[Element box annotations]
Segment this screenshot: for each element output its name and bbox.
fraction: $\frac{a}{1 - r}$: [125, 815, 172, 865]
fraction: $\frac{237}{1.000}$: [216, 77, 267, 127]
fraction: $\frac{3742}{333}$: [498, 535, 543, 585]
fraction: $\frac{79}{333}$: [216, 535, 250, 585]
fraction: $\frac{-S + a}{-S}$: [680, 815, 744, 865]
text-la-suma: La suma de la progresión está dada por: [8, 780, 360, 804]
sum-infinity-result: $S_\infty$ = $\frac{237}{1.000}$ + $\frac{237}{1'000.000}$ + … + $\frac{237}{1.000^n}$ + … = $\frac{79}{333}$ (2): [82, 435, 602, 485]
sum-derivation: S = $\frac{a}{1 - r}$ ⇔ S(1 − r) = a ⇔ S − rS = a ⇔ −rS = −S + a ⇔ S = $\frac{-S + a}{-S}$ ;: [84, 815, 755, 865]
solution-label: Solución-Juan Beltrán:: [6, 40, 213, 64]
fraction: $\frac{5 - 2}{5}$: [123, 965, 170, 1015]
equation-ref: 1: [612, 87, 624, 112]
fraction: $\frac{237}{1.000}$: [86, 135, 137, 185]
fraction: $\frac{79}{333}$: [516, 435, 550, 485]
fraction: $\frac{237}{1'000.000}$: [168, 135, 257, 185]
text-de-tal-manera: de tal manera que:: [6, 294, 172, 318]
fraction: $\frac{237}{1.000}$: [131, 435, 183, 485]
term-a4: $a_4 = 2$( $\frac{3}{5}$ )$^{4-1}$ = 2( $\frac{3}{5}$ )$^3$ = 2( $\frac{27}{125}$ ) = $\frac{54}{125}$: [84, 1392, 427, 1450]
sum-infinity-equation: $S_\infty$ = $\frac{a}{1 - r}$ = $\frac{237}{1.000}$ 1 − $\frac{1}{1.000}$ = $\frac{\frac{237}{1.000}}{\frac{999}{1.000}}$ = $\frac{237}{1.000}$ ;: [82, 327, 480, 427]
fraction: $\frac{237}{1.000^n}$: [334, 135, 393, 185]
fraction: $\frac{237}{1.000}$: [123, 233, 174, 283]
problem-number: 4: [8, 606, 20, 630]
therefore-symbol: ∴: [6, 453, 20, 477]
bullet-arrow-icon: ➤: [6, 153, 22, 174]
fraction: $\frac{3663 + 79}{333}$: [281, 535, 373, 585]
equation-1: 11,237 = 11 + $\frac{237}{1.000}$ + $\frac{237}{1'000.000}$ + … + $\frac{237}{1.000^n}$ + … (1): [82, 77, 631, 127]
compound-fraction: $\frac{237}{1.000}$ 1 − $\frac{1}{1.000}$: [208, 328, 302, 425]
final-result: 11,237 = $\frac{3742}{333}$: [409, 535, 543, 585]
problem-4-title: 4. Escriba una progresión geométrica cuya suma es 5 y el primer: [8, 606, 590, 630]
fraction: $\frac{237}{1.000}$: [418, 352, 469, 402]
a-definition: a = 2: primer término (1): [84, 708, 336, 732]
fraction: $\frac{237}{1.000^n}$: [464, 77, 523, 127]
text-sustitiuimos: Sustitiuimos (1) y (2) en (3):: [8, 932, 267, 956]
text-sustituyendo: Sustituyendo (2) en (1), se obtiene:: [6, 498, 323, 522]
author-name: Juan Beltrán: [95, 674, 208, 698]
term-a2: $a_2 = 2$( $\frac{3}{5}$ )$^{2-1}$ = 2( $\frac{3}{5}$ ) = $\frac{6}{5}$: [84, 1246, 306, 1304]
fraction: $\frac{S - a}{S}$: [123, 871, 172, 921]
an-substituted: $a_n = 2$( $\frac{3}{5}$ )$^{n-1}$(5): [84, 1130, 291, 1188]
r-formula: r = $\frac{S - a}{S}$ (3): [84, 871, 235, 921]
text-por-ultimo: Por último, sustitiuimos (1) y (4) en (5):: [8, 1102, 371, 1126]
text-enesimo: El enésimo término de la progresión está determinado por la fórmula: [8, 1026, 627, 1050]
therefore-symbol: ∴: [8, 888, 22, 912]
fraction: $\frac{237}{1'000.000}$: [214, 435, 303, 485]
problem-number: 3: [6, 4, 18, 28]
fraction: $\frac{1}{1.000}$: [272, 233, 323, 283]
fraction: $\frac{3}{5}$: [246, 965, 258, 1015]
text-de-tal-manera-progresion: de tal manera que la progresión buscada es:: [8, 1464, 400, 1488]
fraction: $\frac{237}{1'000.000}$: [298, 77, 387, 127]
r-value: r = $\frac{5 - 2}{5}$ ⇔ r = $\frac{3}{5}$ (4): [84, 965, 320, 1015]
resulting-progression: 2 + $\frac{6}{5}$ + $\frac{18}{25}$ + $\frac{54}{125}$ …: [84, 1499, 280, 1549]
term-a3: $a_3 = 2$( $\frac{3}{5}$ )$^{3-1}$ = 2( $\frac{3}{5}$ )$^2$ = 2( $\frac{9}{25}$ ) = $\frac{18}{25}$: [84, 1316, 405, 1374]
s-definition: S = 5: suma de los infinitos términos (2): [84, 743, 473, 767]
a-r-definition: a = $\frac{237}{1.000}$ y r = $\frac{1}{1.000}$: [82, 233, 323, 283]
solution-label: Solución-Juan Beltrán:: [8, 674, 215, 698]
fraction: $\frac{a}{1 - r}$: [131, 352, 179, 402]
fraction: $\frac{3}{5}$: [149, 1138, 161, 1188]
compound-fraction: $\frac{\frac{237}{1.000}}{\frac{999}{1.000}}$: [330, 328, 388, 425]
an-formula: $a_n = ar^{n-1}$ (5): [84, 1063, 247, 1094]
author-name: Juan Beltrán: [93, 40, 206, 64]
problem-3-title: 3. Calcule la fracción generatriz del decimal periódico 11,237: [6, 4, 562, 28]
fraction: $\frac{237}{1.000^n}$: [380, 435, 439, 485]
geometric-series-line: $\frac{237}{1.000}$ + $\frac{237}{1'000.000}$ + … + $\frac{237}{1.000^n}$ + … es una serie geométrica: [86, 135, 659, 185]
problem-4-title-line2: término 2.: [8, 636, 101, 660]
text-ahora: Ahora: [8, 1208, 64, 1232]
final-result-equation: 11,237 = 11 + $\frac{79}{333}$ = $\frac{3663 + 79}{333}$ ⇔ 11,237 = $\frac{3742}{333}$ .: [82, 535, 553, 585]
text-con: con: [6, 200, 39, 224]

_Stated goal_. Reproduce the data above line for line, with no changes.

_Written solution_.
Segment this screenshot: for each element output its name and bbox.
fraction: $\frac{a}{1 - r}$: [125, 815, 172, 865]
fraction: $\frac{237}{1.000}$: [216, 77, 267, 127]
fraction: $\frac{3742}{333}$: [498, 535, 543, 585]
fraction: $\frac{79}{333}$: [216, 535, 250, 585]
fraction: $\frac{-S + a}{-S}$: [680, 815, 744, 865]
text-la-suma: La suma de la progresión está dada por: [8, 780, 360, 804]
sum-infinity-result: $S_\infty$ = $\frac{237}{1.000}$ + $\frac{237}{1'000.000}$ + … + $\frac{237}{1.000^n}$ + … = $\frac{79}{333}$ (2): [82, 435, 602, 485]
sum-derivation: S = $\frac{a}{1 - r}$ ⇔ S(1 − r) = a ⇔ S − rS = a ⇔ −rS = −S + a ⇔ S = $\frac{-S + a}{-S}$ ;: [84, 815, 755, 865]
solution-label: Solución-Juan Beltrán:: [6, 40, 213, 64]
fraction: $\frac{5 - 2}{5}$: [123, 965, 170, 1015]
equation-ref: 1: [612, 87, 624, 112]
fraction: $\frac{237}{1.000}$: [86, 135, 137, 185]
fraction: $\frac{79}{333}$: [516, 435, 550, 485]
fraction: $\frac{237}{1'000.000}$: [168, 135, 257, 185]
text-de-tal-manera: de tal manera que:: [6, 294, 172, 318]
fraction: $\frac{237}{1.000}$: [131, 435, 183, 485]
term-a4: $a_4 = 2$( $\frac{3}{5}$ )$^{4-1}$ = 2( $\frac{3}{5}$ )$^3$ = 2( $\frac{27}{125}$ ) = $\frac{54}{125}$: [84, 1392, 427, 1450]
sum-infinity-equation: $S_\infty$ = $\frac{a}{1 - r}$ = $\frac{237}{1.000}$ 1 − $\frac{1}{1.000}$ = $\frac{\frac{237}{1.000}}{\frac{999}{1.000}}$ = $\frac{237}{1.000}$ ;: [82, 327, 480, 427]
fraction: $\frac{237}{1.000^n}$: [334, 135, 393, 185]
fraction: $\frac{237}{1.000}$: [123, 233, 174, 283]
problem-number: 4: [8, 606, 20, 630]
therefore-symbol: ∴: [6, 453, 20, 477]
bullet-arrow-icon: ➤: [6, 153, 22, 174]
fraction: $\frac{3663 + 79}{333}$: [281, 535, 373, 585]
equation-1: 11,237 = 11 + $\frac{237}{1.000}$ + $\frac{237}{1'000.000}$ + … + $\frac{237}{1.000^n}$ + … (1): [82, 77, 631, 127]
compound-fraction: $\frac{237}{1.000}$ 1 − $\frac{1}{1.000}$: [208, 328, 302, 425]
final-result: 11,237 = $\frac{3742}{333}$: [409, 535, 543, 585]
problem-4-title: 4. Escriba una progresión geométrica cuya suma es 5 y el primer: [8, 606, 590, 630]
fraction: $\frac{237}{1.000}$: [418, 352, 469, 402]
a-definition: a = 2: primer término (1): [84, 708, 336, 732]
fraction: $\frac{237}{1.000^n}$: [464, 77, 523, 127]
text-sustitiuimos: Sustitiuimos (1) y (2) en (3):: [8, 932, 267, 956]
text-sustituyendo: Sustituyendo (2) en (1), se obtiene:: [6, 498, 323, 522]
author-name: Juan Beltrán: [95, 674, 208, 698]
term-a2: $a_2 = 2$( $\frac{3}{5}$ )$^{2-1}$ = 2( $\frac{3}{5}$ ) = $\frac{6}{5}$: [84, 1246, 306, 1304]
fraction: $\frac{S - a}{S}$: [123, 871, 172, 921]
an-substituted: $a_n = 2$( $\frac{3}{5}$ )$^{n-1}$(5): [84, 1130, 291, 1188]
r-formula: r = $\frac{S - a}{S}$ (3): [84, 871, 235, 921]
text-por-ultimo: Por último, sustitiuimos (1) y (4) en (5):: [8, 1102, 371, 1126]
text-enesimo: El enésimo término de la progresión está determinado por la fórmula: [8, 1026, 627, 1050]
therefore-symbol: ∴: [8, 888, 22, 912]
fraction: $\frac{237}{1'000.000}$: [214, 435, 303, 485]
problem-number: 3: [6, 4, 18, 28]
fraction: $\frac{1}{1.000}$: [272, 233, 323, 283]
fraction: $\frac{3}{5}$: [246, 965, 258, 1015]
text-de-tal-manera-progresion: de tal manera que la progresión buscada es:: [8, 1464, 400, 1488]
fraction: $\frac{237}{1'000.000}$: [298, 77, 387, 127]
r-value: r = $\frac{5 - 2}{5}$ ⇔ r = $\frac{3}{5}$ (4): [84, 965, 320, 1015]
resulting-progression: 2 + $\frac{6}{5}$ + $\frac{18}{25}$ + $\frac{54}{125}$ …: [84, 1499, 280, 1549]
term-a3: $a_3 = 2$( $\frac{3}{5}$ )$^{3-1}$ = 2( $\frac{3}{5}$ )$^2$ = 2( $\frac{9}{25}$ ) = $\frac{18}{25}$: [84, 1316, 405, 1374]
s-definition: S = 5: suma de los infinitos términos (2): [84, 743, 473, 767]
a-r-definition: a = $\frac{237}{1.000}$ y r = $\frac{1}{1.000}$: [82, 233, 323, 283]
solution-label: Solución-Juan Beltrán:: [8, 674, 215, 698]
fraction: $\frac{a}{1 - r}$: [131, 352, 179, 402]
fraction: $\frac{3}{5}$: [149, 1138, 161, 1188]
compound-fraction: $\frac{\frac{237}{1.000}}{\frac{999}{1.000}}$: [330, 328, 388, 425]
an-formula: $a_n = ar^{n-1}$ (5): [84, 1063, 247, 1094]
author-name: Juan Beltrán: [93, 40, 206, 64]
problem-3-title: 3. Calcule la fracción generatriz del decimal periódico 11,237: [6, 4, 562, 28]
fraction: $\frac{237}{1.000^n}$: [380, 435, 439, 485]
geometric-series-line: $\frac{237}{1.000}$ + $\frac{237}{1'000.000}$ + … + $\frac{237}{1.000^n}$ + … es una serie geométrica: [86, 135, 659, 185]
problem-4-title-line2: término 2.: [8, 636, 101, 660]
text-ahora: Ahora: [8, 1208, 64, 1232]
final-result-equation: 11,237 = 11 + $\frac{79}{333}$ = $\frac{3663 + 79}{333}$ ⇔ 11,237 = $\frac{3742}{333}$ .: [82, 535, 553, 585]
text-con: con: [6, 200, 39, 224]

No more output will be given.